[Begin RECORDS PROVIDED]

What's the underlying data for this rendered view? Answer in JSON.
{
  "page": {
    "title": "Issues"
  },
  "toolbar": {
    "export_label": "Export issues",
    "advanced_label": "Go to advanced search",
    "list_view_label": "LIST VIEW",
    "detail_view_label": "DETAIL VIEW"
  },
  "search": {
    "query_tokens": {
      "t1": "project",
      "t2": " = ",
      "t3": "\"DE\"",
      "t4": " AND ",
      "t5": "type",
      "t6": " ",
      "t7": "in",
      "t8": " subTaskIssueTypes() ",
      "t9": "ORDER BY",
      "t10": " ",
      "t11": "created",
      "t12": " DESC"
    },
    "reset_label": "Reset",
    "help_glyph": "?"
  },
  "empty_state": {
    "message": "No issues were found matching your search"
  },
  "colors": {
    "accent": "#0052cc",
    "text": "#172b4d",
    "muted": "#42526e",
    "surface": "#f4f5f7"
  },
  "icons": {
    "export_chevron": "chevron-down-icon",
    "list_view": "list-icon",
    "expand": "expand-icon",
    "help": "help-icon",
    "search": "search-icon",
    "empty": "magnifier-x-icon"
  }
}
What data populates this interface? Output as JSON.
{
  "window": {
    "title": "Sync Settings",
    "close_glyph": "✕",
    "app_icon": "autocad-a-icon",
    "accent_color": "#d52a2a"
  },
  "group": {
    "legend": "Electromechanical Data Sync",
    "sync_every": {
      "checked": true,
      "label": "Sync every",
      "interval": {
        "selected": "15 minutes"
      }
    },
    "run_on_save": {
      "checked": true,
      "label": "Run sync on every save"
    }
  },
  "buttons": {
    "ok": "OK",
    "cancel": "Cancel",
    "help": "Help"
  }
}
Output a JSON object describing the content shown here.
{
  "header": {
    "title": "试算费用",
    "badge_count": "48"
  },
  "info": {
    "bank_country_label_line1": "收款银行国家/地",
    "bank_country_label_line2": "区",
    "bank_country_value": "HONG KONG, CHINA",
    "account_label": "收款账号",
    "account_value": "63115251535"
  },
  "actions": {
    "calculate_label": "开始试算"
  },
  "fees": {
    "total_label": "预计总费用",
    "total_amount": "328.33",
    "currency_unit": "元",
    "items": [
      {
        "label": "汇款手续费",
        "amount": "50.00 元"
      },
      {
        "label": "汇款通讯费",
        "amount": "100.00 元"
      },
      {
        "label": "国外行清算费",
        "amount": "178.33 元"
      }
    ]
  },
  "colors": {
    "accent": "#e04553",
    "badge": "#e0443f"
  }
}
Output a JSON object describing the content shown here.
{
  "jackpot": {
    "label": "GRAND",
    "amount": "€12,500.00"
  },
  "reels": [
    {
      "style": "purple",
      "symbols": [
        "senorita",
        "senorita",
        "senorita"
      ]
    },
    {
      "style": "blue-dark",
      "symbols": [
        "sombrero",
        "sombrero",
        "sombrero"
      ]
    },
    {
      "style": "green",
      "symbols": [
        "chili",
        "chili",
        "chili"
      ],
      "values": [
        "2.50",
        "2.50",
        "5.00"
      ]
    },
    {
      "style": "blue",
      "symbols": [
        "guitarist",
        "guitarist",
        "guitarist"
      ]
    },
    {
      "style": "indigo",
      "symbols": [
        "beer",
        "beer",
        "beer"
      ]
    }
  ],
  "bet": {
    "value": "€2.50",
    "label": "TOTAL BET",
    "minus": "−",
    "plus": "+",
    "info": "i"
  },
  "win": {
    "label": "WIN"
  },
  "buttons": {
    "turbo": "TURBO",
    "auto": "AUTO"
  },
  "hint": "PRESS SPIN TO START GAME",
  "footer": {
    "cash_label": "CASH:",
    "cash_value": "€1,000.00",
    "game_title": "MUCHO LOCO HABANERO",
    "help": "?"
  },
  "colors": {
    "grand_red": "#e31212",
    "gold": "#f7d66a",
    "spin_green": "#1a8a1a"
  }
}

[End RECORDS PROVIDED]

■ **WHAT THE TASK REQUIRES**:
Give an exact repetition of all the material.

■ **OUTPUT FOR THIS TASK**:
What's the underlying data for this rendered view? Answer in JSON.
{
  "page": {
    "title": "Issues"
  },
  "toolbar": {
    "export_label": "Export issues",
    "advanced_label": "Go to advanced search",
    "list_view_label": "LIST VIEW",
    "detail_view_label": "DETAIL VIEW"
  },
  "search": {
    "query_tokens": {
      "t1": "project",
      "t2": " = ",
      "t3": "\"DE\"",
      "t4": " AND ",
      "t5": "type",
      "t6": " ",
      "t7": "in",
      "t8": " subTaskIssueTypes() ",
      "t9": "ORDER BY",
      "t10": " ",
      "t11": "created",
      "t12": " DESC"
    },
    "reset_label": "Reset",
    "help_glyph": "?"
  },
  "empty_state": {
    "message": "No issues were found matching your search"
  },
  "colors": {
    "accent": "#0052cc",
    "text": "#172b4d",
    "muted": "#42526e",
    "surface": "#f4f5f7"
  },
  "icons": {
    "export_chevron": "chevron-down-icon",
    "list_view": "list-icon",
    "expand": "expand-icon",
    "help": "help-icon",
    "search": "search-icon",
    "empty": "magnifier-x-icon"
  }
}
What data populates this interface? Output as JSON.
{
  "window": {
    "title": "Sync Settings",
    "close_glyph": "✕",
    "app_icon": "autocad-a-icon",
    "accent_color": "#d52a2a"
  },
  "group": {
    "legend": "Electromechanical Data Sync",
    "sync_every": {
      "checked": true,
      "label": "Sync every",
      "interval": {
        "selected": "15 minutes"
      }
    },
    "run_on_save": {
      "checked": true,
      "label": "Run sync on every save"
    }
  },
  "buttons": {
    "ok": "OK",
    "cancel": "Cancel",
    "help": "Help"
  }
}
Output a JSON object describing the content shown here.
{
  "header": {
    "title": "试算费用",
    "badge_count": "48"
  },
  "info": {
    "bank_country_label_line1": "收款银行国家/地",
    "bank_country_label_line2": "区",
    "bank_country_value": "HONG KONG, CHINA",
    "account_label": "收款账号",
    "account_value": "63115251535"
  },
  "actions": {
    "calculate_label": "开始试算"
  },
  "fees": {
    "total_label": "预计总费用",
    "total_amount": "328.33",
    "currency_unit": "元",
    "items": [
      {
        "label": "汇款手续费",
        "amount": "50.00 元"
      },
      {
        "label": "汇款通讯费",
        "amount": "100.00 元"
      },
      {
        "label": "国外行清算费",
        "amount": "178.33 元"
      }
    ]
  },
  "colors": {
    "accent": "#e04553",
    "badge": "#e0443f"
  }
}
Output a JSON object describing the content shown here.
{
  "jackpot": {
    "label": "GRAND",
    "amount": "€12,500.00"
  },
  "reels": [
    {
      "style": "purple",
      "symbols": [
        "senorita",
        "senorita",
        "senorita"
      ]
    },
    {
      "style": "blue-dark",
      "symbols": [
        "sombrero",
        "sombrero",
        "sombrero"
      ]
    },
    {
      "style": "green",
      "symbols": [
        "chili",
        "chili",
        "chili"
      ],
      "values": [
        "2.50",
        "2.50",
        "5.00"
      ]
    },
    {
      "style": "blue",
      "symbols": [
        "guitarist",
        "guitarist",
        "guitarist"
      ]
    },
    {
      "style": "indigo",
      "symbols": [
        "beer",
        "beer",
        "beer"
      ]
    }
  ],
  "bet": {
    "value": "€2.50",
    "label": "TOTAL BET",
    "minus": "−",
    "plus": "+",
    "info": "i"
  },
  "win": {
    "label": "WIN"
  },
  "buttons": {
    "turbo": "TURBO",
    "auto": "AUTO"
  },
  "hint": "PRESS SPIN TO START GAME",
  "footer": {
    "cash_label": "CASH:",
    "cash_value": "€1,000.00",
    "game_title": "MUCHO LOCO HABANERO",
    "help": "?"
  },
  "colors": {
    "grand_red": "#e31212",
    "gold": "#f7d66a",
    "spin_green": "#1a8a1a"
  }
}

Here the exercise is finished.